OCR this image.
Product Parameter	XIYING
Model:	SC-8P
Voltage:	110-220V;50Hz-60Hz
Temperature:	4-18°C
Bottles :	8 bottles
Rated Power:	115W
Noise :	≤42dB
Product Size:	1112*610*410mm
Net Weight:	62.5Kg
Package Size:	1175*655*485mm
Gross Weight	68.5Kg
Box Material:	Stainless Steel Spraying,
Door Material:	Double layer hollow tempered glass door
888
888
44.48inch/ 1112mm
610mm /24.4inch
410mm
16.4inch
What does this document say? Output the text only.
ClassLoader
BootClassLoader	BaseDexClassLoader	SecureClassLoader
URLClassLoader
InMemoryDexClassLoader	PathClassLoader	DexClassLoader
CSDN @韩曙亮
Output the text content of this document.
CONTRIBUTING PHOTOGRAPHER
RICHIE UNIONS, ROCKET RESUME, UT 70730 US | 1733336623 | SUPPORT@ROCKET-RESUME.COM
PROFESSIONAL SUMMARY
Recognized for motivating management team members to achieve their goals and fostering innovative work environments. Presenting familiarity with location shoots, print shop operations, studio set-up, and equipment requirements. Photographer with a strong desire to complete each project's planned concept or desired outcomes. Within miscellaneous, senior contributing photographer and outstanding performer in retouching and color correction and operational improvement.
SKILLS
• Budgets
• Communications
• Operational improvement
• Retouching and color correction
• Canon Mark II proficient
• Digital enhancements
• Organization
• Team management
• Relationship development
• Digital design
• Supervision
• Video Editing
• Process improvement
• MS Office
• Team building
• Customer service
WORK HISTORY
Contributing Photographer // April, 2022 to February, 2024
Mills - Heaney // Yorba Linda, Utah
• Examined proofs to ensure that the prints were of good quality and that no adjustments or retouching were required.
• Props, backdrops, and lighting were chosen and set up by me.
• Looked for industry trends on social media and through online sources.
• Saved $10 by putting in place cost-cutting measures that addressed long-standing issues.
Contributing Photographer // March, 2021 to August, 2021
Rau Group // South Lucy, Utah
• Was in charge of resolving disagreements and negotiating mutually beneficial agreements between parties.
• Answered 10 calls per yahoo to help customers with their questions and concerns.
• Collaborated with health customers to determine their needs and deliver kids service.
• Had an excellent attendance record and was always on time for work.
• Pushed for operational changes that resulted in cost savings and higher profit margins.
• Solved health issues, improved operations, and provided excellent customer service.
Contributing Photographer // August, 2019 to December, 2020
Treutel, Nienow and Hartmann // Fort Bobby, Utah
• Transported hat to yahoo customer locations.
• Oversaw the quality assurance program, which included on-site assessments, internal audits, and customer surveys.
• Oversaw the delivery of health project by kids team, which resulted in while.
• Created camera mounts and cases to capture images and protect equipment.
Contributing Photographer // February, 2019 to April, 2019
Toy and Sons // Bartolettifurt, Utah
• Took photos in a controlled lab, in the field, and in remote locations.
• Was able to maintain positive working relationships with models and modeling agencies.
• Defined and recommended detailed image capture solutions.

▬▬▬▬▬▬

> [YOUR INSTRUCTIONS]
Scan the material above for the word "Oversaw". Copy each line where it occurs.

> [WRITTEN SOLUTION]
• Oversaw the quality assurance program, which included on-site assessments, internal audits, and customer surveys.
• Oversaw the delivery of health project by kids team, which resulted in while.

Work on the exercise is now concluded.